[Collected data entries]
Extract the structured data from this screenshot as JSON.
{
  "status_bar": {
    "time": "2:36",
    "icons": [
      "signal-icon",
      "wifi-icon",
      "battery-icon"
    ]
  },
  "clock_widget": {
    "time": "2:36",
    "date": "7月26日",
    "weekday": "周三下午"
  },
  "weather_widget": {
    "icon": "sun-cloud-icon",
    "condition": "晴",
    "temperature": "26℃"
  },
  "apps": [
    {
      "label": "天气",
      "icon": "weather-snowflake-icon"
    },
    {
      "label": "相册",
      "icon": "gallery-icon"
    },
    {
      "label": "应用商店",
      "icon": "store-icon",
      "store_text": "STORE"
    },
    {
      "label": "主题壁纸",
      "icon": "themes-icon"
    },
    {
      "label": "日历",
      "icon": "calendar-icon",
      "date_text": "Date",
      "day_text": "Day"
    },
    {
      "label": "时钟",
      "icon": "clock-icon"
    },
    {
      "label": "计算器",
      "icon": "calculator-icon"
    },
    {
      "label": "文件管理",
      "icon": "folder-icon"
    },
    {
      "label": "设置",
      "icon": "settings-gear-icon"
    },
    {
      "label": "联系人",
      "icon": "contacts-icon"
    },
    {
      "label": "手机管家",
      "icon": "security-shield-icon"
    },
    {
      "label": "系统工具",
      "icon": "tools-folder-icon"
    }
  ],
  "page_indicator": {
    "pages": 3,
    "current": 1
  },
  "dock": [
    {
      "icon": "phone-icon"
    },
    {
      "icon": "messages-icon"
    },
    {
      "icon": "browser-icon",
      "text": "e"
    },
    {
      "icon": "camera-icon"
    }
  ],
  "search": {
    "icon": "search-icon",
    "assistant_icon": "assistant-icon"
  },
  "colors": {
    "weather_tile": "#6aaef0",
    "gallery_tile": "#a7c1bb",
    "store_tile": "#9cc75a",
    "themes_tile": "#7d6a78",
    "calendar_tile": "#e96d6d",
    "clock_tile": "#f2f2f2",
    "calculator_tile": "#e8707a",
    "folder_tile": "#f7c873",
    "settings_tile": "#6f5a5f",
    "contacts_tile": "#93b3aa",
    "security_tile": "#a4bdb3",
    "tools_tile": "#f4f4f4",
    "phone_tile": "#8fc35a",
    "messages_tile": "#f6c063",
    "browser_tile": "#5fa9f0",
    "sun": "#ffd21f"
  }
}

### Goal
Return each line that includes "label".

### Task response
      "label": "天气",
      "label": "相册",
      "label": "应用商店",
      "label": "主题壁纸",
      "label": "日历",
      "label": "时钟",
      "label": "计算器",
      "label": "文件管理",
      "label": "设置",
      "label": "联系人",
      "label": "手机管家",
      "label": "系统工具",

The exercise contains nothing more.